**DIRECTIONS FOR THIS TASK**. Without the pictures, return each record as it appears.

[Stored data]
════

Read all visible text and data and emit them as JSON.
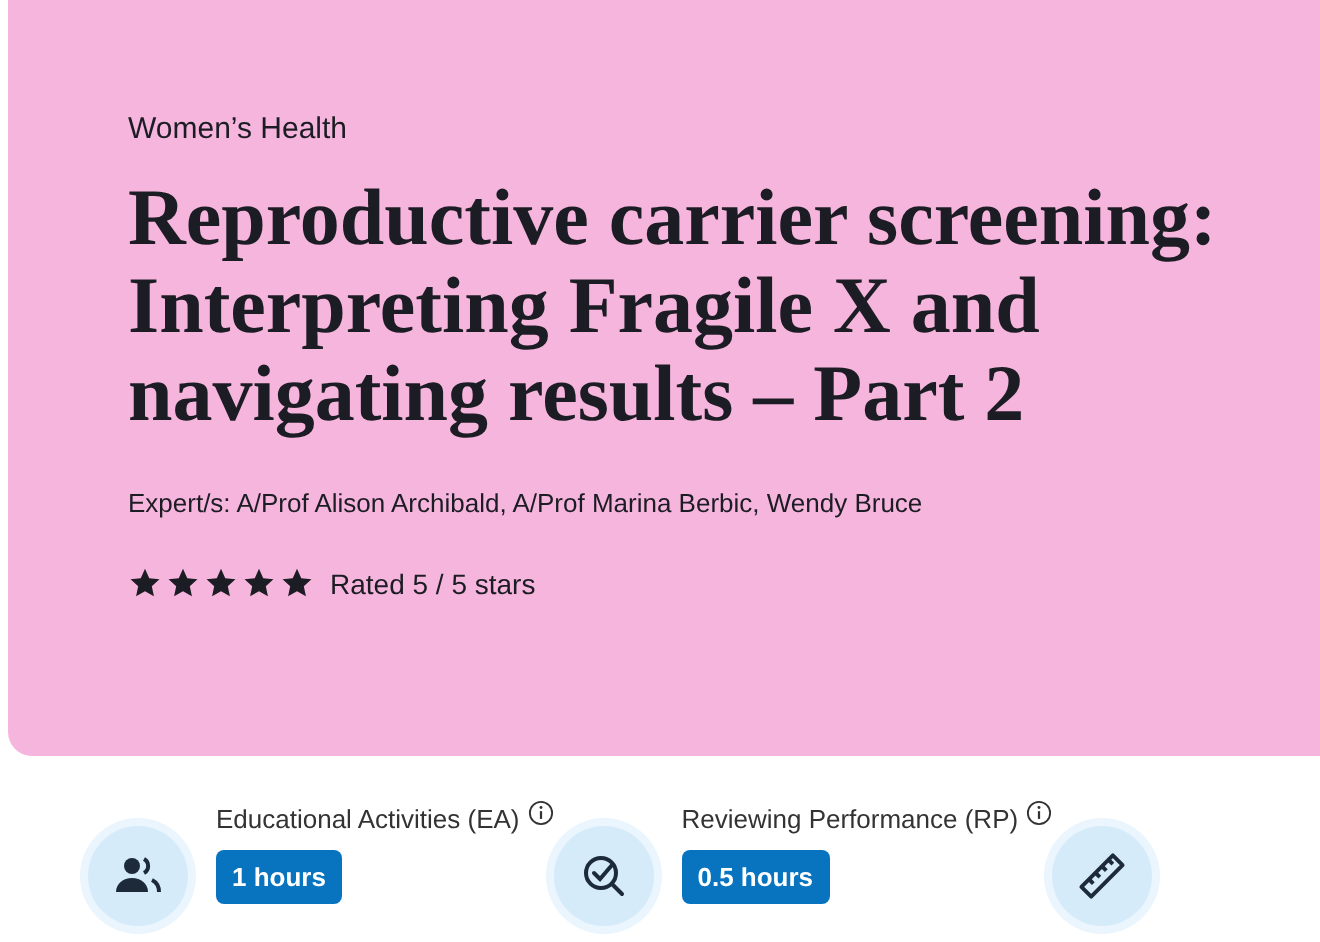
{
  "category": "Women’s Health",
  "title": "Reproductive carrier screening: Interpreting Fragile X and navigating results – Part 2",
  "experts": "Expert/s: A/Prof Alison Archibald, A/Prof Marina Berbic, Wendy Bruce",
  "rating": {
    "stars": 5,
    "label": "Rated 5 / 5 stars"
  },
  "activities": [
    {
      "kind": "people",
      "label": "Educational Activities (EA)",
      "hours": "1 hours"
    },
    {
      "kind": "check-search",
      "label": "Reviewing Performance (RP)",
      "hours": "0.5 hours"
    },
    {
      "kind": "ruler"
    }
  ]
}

════

**ANSWER TO THE TASK**.
Read all visible text and data and emit them as JSON.
{
  "category": "Women’s Health",
  "title": "Reproductive carrier screening: Interpreting Fragile X and navigating results – Part 2",
  "experts": "Expert/s: A/Prof Alison Archibald, A/Prof Marina Berbic, Wendy Bruce",
  "rating": {
    "stars": 5,
    "label": "Rated 5 / 5 stars"
  },
  "activities": [
    {
      "kind": "people",
      "label": "Educational Activities (EA)",
      "hours": "1 hours"
    },
    {
      "kind": "check-search",
      "label": "Reviewing Performance (RP)",
      "hours": "0.5 hours"
    },
    {
      "kind": "ruler"
    }
  ]
}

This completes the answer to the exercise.